Given problem:
Your task is to reproduce the entries below word for word.

Provided information:
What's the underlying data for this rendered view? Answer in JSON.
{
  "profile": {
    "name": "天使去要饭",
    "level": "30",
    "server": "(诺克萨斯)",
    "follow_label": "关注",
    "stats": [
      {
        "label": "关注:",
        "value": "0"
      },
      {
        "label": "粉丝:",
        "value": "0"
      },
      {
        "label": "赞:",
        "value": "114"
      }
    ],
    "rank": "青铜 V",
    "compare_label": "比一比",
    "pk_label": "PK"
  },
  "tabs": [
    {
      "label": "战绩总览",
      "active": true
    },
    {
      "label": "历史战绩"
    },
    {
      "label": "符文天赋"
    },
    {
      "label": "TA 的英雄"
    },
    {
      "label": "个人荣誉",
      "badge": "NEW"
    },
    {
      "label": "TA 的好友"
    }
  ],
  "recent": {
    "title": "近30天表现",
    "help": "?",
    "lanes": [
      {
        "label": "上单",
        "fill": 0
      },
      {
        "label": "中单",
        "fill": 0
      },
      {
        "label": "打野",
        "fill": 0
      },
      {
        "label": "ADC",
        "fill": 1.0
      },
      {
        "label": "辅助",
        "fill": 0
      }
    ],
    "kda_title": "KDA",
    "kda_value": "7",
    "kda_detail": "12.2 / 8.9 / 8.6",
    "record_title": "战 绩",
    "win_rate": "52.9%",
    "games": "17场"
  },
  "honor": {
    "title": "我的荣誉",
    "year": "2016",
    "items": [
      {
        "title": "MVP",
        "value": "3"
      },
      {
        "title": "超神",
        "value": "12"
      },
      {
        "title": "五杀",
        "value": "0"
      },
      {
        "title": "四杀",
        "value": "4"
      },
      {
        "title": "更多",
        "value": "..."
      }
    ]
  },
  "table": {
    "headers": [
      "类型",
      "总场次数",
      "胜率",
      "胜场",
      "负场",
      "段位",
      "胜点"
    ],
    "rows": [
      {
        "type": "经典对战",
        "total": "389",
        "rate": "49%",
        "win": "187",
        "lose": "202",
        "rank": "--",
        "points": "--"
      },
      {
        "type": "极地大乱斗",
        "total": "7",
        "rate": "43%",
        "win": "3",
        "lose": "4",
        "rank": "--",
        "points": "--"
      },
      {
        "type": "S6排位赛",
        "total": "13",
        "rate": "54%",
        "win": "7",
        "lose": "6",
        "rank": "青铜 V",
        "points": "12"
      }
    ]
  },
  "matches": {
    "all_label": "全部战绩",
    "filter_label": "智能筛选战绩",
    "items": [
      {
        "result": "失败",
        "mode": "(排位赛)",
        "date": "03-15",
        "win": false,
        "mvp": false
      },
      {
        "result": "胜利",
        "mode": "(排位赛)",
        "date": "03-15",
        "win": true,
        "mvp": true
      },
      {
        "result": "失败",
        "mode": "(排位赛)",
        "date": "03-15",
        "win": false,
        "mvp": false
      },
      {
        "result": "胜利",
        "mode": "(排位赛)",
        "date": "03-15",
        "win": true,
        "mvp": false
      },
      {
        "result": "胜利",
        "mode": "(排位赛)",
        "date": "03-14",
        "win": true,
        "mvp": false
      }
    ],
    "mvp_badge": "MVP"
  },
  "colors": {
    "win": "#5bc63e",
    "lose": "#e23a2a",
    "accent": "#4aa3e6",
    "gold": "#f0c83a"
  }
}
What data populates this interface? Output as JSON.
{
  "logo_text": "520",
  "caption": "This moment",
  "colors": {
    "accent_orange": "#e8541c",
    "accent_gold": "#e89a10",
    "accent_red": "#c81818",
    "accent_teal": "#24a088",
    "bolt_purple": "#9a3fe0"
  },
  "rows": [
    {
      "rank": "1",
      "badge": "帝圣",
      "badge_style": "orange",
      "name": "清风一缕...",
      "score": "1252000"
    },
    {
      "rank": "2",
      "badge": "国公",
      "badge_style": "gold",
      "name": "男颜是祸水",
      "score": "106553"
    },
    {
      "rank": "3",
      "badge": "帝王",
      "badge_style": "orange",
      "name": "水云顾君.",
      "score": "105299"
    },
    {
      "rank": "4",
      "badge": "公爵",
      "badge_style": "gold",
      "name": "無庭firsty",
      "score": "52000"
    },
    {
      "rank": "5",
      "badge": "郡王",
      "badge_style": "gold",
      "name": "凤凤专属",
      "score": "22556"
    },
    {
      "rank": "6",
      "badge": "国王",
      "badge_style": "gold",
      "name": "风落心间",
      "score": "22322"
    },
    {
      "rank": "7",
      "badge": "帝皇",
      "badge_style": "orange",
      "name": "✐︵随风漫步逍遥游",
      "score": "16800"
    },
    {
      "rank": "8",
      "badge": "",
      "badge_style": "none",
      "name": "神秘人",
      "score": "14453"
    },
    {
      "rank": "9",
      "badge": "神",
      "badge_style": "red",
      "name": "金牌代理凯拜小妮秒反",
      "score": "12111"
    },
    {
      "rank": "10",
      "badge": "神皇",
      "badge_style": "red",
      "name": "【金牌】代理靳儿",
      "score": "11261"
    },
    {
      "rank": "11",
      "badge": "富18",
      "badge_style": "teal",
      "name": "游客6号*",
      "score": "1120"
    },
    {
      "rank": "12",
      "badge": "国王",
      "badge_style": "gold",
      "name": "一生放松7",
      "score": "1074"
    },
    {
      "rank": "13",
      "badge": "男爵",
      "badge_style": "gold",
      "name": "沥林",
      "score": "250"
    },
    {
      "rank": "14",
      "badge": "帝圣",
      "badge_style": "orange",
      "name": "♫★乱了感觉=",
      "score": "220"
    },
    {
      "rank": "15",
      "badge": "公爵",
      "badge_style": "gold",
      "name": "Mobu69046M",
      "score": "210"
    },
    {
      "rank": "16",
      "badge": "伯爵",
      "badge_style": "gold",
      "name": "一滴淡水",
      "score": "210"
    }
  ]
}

Reply:
What's the underlying data for this rendered view? Answer in JSON.
{
  "profile": {
    "name": "天使去要饭",
    "level": "30",
    "server": "(诺克萨斯)",
    "follow_label": "关注",
    "stats": [
      {
        "label": "关注:",
        "value": "0"
      },
      {
        "label": "粉丝:",
        "value": "0"
      },
      {
        "label": "赞:",
        "value": "114"
      }
    ],
    "rank": "青铜 V",
    "compare_label": "比一比",
    "pk_label": "PK"
  },
  "tabs": [
    {
      "label": "战绩总览",
      "active": true
    },
    {
      "label": "历史战绩"
    },
    {
      "label": "符文天赋"
    },
    {
      "label": "TA 的英雄"
    },
    {
      "label": "个人荣誉",
      "badge": "NEW"
    },
    {
      "label": "TA 的好友"
    }
  ],
  "recent": {
    "title": "近30天表现",
    "help": "?",
    "lanes": [
      {
        "label": "上单",
        "fill": 0
      },
      {
        "label": "中单",
        "fill": 0
      },
      {
        "label": "打野",
        "fill": 0
      },
      {
        "label": "ADC",
        "fill": 1.0
      },
      {
        "label": "辅助",
        "fill": 0
      }
    ],
    "kda_title": "KDA",
    "kda_value": "7",
    "kda_detail": "12.2 / 8.9 / 8.6",
    "record_title": "战 绩",
    "win_rate": "52.9%",
    "games": "17场"
  },
  "honor": {
    "title": "我的荣誉",
    "year": "2016",
    "items": [
      {
        "title": "MVP",
        "value": "3"
      },
      {
        "title": "超神",
        "value": "12"
      },
      {
        "title": "五杀",
        "value": "0"
      },
      {
        "title": "四杀",
        "value": "4"
      },
      {
        "title": "更多",
        "value": "..."
      }
    ]
  },
  "table": {
    "headers": [
      "类型",
      "总场次数",
      "胜率",
      "胜场",
      "负场",
      "段位",
      "胜点"
    ],
    "rows": [
      {
        "type": "经典对战",
        "total": "389",
        "rate": "49%",
        "win": "187",
        "lose": "202",
        "rank": "--",
        "points": "--"
      },
      {
        "type": "极地大乱斗",
        "total": "7",
        "rate": "43%",
        "win": "3",
        "lose": "4",
        "rank": "--",
        "points": "--"
      },
      {
        "type": "S6排位赛",
        "total": "13",
        "rate": "54%",
        "win": "7",
        "lose": "6",
        "rank": "青铜 V",
        "points": "12"
      }
    ]
  },
  "matches": {
    "all_label": "全部战绩",
    "filter_label": "智能筛选战绩",
    "items": [
      {
        "result": "失败",
        "mode": "(排位赛)",
        "date": "03-15",
        "win": false,
        "mvp": false
      },
      {
        "result": "胜利",
        "mode": "(排位赛)",
        "date": "03-15",
        "win": true,
        "mvp": true
      },
      {
        "result": "失败",
        "mode": "(排位赛)",
        "date": "03-15",
        "win": false,
        "mvp": false
      },
      {
        "result": "胜利",
        "mode": "(排位赛)",
        "date": "03-15",
        "win": true,
        "mvp": false
      },
      {
        "result": "胜利",
        "mode": "(排位赛)",
        "date": "03-14",
        "win": true,
        "mvp": false
      }
    ],
    "mvp_badge": "MVP"
  },
  "colors": {
    "win": "#5bc63e",
    "lose": "#e23a2a",
    "accent": "#4aa3e6",
    "gold": "#f0c83a"
  }
}
What data populates this interface? Output as JSON.
{
  "logo_text": "520",
  "caption": "This moment",
  "colors": {
    "accent_orange": "#e8541c",
    "accent_gold": "#e89a10",
    "accent_red": "#c81818",
    "accent_teal": "#24a088",
    "bolt_purple": "#9a3fe0"
  },
  "rows": [
    {
      "rank": "1",
      "badge": "帝圣",
      "badge_style": "orange",
      "name": "清风一缕...",
      "score": "1252000"
    },
    {
      "rank": "2",
      "badge": "国公",
      "badge_style": "gold",
      "name": "男颜是祸水",
      "score": "106553"
    },
    {
      "rank": "3",
      "badge": "帝王",
      "badge_style": "orange",
      "name": "水云顾君.",
      "score": "105299"
    },
    {
      "rank": "4",
      "badge": "公爵",
      "badge_style": "gold",
      "name": "無庭firsty",
      "score": "52000"
    },
    {
      "rank": "5",
      "badge": "郡王",
      "badge_style": "gold",
      "name": "凤凤专属",
      "score": "22556"
    },
    {
      "rank": "6",
      "badge": "国王",
      "badge_style": "gold",
      "name": "风落心间",
      "score": "22322"
    },
    {
      "rank": "7",
      "badge": "帝皇",
      "badge_style": "orange",
      "name": "✐︵随风漫步逍遥游",
      "score": "16800"
    },
    {
      "rank": "8",
      "badge": "",
      "badge_style": "none",
      "name": "神秘人",
      "score": "14453"
    },
    {
      "rank": "9",
      "badge": "神",
      "badge_style": "red",
      "name": "金牌代理凯拜小妮秒反",
      "score": "12111"
    },
    {
      "rank": "10",
      "badge": "神皇",
      "badge_style": "red",
      "name": "【金牌】代理靳儿",
      "score": "11261"
    },
    {
      "rank": "11",
      "badge": "富18",
      "badge_style": "teal",
      "name": "游客6号*",
      "score": "1120"
    },
    {
      "rank": "12",
      "badge": "国王",
      "badge_style": "gold",
      "name": "一生放松7",
      "score": "1074"
    },
    {
      "rank": "13",
      "badge": "男爵",
      "badge_style": "gold",
      "name": "沥林",
      "score": "250"
    },
    {
      "rank": "14",
      "badge": "帝圣",
      "badge_style": "orange",
      "name": "♫★乱了感觉=",
      "score": "220"
    },
    {
      "rank": "15",
      "badge": "公爵",
      "badge_style": "gold",
      "name": "Mobu69046M",
      "score": "210"
    },
    {
      "rank": "16",
      "badge": "伯爵",
      "badge_style": "gold",
      "name": "一滴淡水",
      "score": "210"
    }
  ]
}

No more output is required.